*Your objective*
Write each line out again exactly as written.

*Items*
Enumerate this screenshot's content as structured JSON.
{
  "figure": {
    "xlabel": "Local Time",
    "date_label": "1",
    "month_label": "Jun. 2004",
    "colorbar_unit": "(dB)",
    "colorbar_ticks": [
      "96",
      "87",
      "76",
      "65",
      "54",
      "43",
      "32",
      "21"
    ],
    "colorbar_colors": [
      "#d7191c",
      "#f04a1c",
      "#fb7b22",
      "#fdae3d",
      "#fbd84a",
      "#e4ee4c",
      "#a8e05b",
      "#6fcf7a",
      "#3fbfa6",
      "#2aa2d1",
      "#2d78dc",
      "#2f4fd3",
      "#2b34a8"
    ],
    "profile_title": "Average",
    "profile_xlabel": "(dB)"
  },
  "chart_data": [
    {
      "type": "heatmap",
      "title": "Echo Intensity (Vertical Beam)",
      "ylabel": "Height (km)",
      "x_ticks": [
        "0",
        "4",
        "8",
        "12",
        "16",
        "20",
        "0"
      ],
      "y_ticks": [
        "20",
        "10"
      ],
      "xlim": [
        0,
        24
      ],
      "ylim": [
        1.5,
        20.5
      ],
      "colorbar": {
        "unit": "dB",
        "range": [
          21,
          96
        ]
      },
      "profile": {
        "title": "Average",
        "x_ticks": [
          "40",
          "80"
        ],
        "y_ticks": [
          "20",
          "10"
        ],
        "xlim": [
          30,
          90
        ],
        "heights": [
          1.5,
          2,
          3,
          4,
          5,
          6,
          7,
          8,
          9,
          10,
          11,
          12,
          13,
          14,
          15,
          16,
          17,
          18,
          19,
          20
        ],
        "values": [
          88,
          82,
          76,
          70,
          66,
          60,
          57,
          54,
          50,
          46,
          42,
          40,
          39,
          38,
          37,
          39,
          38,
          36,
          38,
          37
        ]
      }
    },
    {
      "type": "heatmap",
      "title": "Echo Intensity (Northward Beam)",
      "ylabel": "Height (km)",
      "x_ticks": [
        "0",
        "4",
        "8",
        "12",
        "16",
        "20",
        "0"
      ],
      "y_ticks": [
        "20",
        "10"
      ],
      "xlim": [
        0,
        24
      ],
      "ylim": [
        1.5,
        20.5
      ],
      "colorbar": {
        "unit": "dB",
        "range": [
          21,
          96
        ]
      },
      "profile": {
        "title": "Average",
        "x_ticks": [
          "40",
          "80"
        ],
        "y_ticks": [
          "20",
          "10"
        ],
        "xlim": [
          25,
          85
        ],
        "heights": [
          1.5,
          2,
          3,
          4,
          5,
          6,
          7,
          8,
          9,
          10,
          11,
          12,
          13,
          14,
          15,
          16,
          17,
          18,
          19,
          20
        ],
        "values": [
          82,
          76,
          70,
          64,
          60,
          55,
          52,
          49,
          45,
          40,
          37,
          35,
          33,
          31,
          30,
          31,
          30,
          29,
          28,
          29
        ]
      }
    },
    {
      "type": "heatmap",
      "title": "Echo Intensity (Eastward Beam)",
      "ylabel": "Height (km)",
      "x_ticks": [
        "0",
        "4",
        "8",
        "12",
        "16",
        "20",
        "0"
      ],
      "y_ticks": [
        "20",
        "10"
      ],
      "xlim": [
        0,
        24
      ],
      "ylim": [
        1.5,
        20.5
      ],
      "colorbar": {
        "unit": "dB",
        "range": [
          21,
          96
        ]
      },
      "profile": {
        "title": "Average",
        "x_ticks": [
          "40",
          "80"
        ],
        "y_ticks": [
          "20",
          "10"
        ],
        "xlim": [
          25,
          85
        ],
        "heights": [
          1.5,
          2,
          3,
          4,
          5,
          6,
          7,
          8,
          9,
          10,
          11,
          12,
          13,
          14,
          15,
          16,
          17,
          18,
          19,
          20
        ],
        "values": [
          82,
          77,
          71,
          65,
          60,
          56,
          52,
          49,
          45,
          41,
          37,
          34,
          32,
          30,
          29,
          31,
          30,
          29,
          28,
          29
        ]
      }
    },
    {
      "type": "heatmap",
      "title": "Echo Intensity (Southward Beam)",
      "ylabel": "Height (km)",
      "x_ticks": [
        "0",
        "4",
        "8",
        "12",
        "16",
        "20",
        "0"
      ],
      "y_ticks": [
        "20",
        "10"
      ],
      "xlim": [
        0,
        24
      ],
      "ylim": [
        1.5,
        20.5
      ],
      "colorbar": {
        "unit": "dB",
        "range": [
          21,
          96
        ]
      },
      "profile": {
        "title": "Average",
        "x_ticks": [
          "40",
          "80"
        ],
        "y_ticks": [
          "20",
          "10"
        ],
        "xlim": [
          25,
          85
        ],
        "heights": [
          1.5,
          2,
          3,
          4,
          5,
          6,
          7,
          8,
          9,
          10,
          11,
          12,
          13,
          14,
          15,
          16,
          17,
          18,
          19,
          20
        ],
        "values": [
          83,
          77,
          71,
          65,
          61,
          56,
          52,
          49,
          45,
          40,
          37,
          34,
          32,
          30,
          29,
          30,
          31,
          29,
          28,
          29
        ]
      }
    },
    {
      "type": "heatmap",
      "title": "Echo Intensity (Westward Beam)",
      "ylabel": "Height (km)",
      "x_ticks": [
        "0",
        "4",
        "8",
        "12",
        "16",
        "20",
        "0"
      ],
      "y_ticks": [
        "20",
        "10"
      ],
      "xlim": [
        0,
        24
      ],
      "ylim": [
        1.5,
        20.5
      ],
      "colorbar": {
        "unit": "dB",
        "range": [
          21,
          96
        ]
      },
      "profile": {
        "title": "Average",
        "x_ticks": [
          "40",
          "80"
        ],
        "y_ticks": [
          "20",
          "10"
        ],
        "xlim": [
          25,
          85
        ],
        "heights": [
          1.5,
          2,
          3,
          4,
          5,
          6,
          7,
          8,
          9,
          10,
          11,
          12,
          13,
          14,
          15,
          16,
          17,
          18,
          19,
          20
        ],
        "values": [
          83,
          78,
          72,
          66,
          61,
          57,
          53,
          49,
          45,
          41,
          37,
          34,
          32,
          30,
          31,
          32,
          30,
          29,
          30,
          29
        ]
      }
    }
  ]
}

*Result of this task*
Enumerate this screenshot's content as structured JSON.
{
  "figure": {
    "xlabel": "Local Time",
    "date_label": "1",
    "month_label": "Jun. 2004",
    "colorbar_unit": "(dB)",
    "colorbar_ticks": [
      "96",
      "87",
      "76",
      "65",
      "54",
      "43",
      "32",
      "21"
    ],
    "colorbar_colors": [
      "#d7191c",
      "#f04a1c",
      "#fb7b22",
      "#fdae3d",
      "#fbd84a",
      "#e4ee4c",
      "#a8e05b",
      "#6fcf7a",
      "#3fbfa6",
      "#2aa2d1",
      "#2d78dc",
      "#2f4fd3",
      "#2b34a8"
    ],
    "profile_title": "Average",
    "profile_xlabel": "(dB)"
  },
  "chart_data": [
    {
      "type": "heatmap",
      "title": "Echo Intensity (Vertical Beam)",
      "ylabel": "Height (km)",
      "x_ticks": [
        "0",
        "4",
        "8",
        "12",
        "16",
        "20",
        "0"
      ],
      "y_ticks": [
        "20",
        "10"
      ],
      "xlim": [
        0,
        24
      ],
      "ylim": [
        1.5,
        20.5
      ],
      "colorbar": {
        "unit": "dB",
        "range": [
          21,
          96
        ]
      },
      "profile": {
        "title": "Average",
        "x_ticks": [
          "40",
          "80"
        ],
        "y_ticks": [
          "20",
          "10"
        ],
        "xlim": [
          30,
          90
        ],
        "heights": [
          1.5,
          2,
          3,
          4,
          5,
          6,
          7,
          8,
          9,
          10,
          11,
          12,
          13,
          14,
          15,
          16,
          17,
          18,
          19,
          20
        ],
        "values": [
          88,
          82,
          76,
          70,
          66,
          60,
          57,
          54,
          50,
          46,
          42,
          40,
          39,
          38,
          37,
          39,
          38,
          36,
          38,
          37
        ]
      }
    },
    {
      "type": "heatmap",
      "title": "Echo Intensity (Northward Beam)",
      "ylabel": "Height (km)",
      "x_ticks": [
        "0",
        "4",
        "8",
        "12",
        "16",
        "20",
        "0"
      ],
      "y_ticks": [
        "20",
        "10"
      ],
      "xlim": [
        0,
        24
      ],
      "ylim": [
        1.5,
        20.5
      ],
      "colorbar": {
        "unit": "dB",
        "range": [
          21,
          96
        ]
      },
      "profile": {
        "title": "Average",
        "x_ticks": [
          "40",
          "80"
        ],
        "y_ticks": [
          "20",
          "10"
        ],
        "xlim": [
          25,
          85
        ],
        "heights": [
          1.5,
          2,
          3,
          4,
          5,
          6,
          7,
          8,
          9,
          10,
          11,
          12,
          13,
          14,
          15,
          16,
          17,
          18,
          19,
          20
        ],
        "values": [
          82,
          76,
          70,
          64,
          60,
          55,
          52,
          49,
          45,
          40,
          37,
          35,
          33,
          31,
          30,
          31,
          30,
          29,
          28,
          29
        ]
      }
    },
    {
      "type": "heatmap",
      "title": "Echo Intensity (Eastward Beam)",
      "ylabel": "Height (km)",
      "x_ticks": [
        "0",
        "4",
        "8",
        "12",
        "16",
        "20",
        "0"
      ],
      "y_ticks": [
        "20",
        "10"
      ],
      "xlim": [
        0,
        24
      ],
      "ylim": [
        1.5,
        20.5
      ],
      "colorbar": {
        "unit": "dB",
        "range": [
          21,
          96
        ]
      },
      "profile": {
        "title": "Average",
        "x_ticks": [
          "40",
          "80"
        ],
        "y_ticks": [
          "20",
          "10"
        ],
        "xlim": [
          25,
          85
        ],
        "heights": [
          1.5,
          2,
          3,
          4,
          5,
          6,
          7,
          8,
          9,
          10,
          11,
          12,
          13,
          14,
          15,
          16,
          17,
          18,
          19,
          20
        ],
        "values": [
          82,
          77,
          71,
          65,
          60,
          56,
          52,
          49,
          45,
          41,
          37,
          34,
          32,
          30,
          29,
          31,
          30,
          29,
          28,
          29
        ]
      }
    },
    {
      "type": "heatmap",
      "title": "Echo Intensity (Southward Beam)",
      "ylabel": "Height (km)",
      "x_ticks": [
        "0",
        "4",
        "8",
        "12",
        "16",
        "20",
        "0"
      ],
      "y_ticks": [
        "20",
        "10"
      ],
      "xlim": [
        0,
        24
      ],
      "ylim": [
        1.5,
        20.5
      ],
      "colorbar": {
        "unit": "dB",
        "range": [
          21,
          96
        ]
      },
      "profile": {
        "title": "Average",
        "x_ticks": [
          "40",
          "80"
        ],
        "y_ticks": [
          "20",
          "10"
        ],
        "xlim": [
          25,
          85
        ],
        "heights": [
          1.5,
          2,
          3,
          4,
          5,
          6,
          7,
          8,
          9,
          10,
          11,
          12,
          13,
          14,
          15,
          16,
          17,
          18,
          19,
          20
        ],
        "values": [
          83,
          77,
          71,
          65,
          61,
          56,
          52,
          49,
          45,
          40,
          37,
          34,
          32,
          30,
          29,
          30,
          31,
          29,
          28,
          29
        ]
      }
    },
    {
      "type": "heatmap",
      "title": "Echo Intensity (Westward Beam)",
      "ylabel": "Height (km)",
      "x_ticks": [
        "0",
        "4",
        "8",
        "12",
        "16",
        "20",
        "0"
      ],
      "y_ticks": [
        "20",
        "10"
      ],
      "xlim": [
        0,
        24
      ],
      "ylim": [
        1.5,
        20.5
      ],
      "colorbar": {
        "unit": "dB",
        "range": [
          21,
          96
        ]
      },
      "profile": {
        "title": "Average",
        "x_ticks": [
          "40",
          "80"
        ],
        "y_ticks": [
          "20",
          "10"
        ],
        "xlim": [
          25,
          85
        ],
        "heights": [
          1.5,
          2,
          3,
          4,
          5,
          6,
          7,
          8,
          9,
          10,
          11,
          12,
          13,
          14,
          15,
          16,
          17,
          18,
          19,
          20
        ],
        "values": [
          83,
          78,
          72,
          66,
          61,
          57,
          53,
          49,
          45,
          41,
          37,
          34,
          32,
          30,
          31,
          32,
          30,
          29,
          30,
          29
        ]
      }
    }
  ]
}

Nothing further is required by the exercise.